■ What you are asked to do:
Below is a listing. Gather each line of it that contains "frac".
>> Begin Recorded information
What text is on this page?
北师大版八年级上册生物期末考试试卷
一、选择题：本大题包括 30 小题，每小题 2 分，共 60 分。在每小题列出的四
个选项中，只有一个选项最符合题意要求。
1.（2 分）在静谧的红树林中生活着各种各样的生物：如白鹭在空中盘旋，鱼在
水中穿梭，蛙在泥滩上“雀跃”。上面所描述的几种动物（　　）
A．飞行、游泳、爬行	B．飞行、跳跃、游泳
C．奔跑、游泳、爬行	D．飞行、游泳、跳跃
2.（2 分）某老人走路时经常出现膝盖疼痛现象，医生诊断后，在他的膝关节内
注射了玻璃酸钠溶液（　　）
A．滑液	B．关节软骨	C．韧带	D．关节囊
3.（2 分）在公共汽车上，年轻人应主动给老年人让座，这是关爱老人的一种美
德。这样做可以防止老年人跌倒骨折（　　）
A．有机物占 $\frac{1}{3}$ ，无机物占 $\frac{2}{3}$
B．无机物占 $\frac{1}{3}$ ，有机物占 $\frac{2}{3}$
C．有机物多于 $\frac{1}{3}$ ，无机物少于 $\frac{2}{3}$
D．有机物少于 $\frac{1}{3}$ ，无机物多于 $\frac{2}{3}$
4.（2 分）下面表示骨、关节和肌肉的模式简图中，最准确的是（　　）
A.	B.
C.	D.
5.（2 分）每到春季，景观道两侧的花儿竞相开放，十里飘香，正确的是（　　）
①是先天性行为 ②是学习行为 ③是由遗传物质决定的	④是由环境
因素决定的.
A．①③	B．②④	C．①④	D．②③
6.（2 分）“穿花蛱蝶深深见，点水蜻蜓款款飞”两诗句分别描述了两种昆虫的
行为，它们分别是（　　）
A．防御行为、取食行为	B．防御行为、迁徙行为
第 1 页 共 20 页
>> End Recorded information
■ The solution:
A．有机物占 $\frac{1}{3}$ ，无机物占 $\frac{2}{3}$
B．无机物占 $\frac{1}{3}$ ，有机物占 $\frac{2}{3}$
C．有机物多于 $\frac{1}{3}$ ，无机物少于 $\frac{2}{3}$
D．有机物少于 $\frac{1}{3}$ ，无机物多于 $\frac{2}{3}$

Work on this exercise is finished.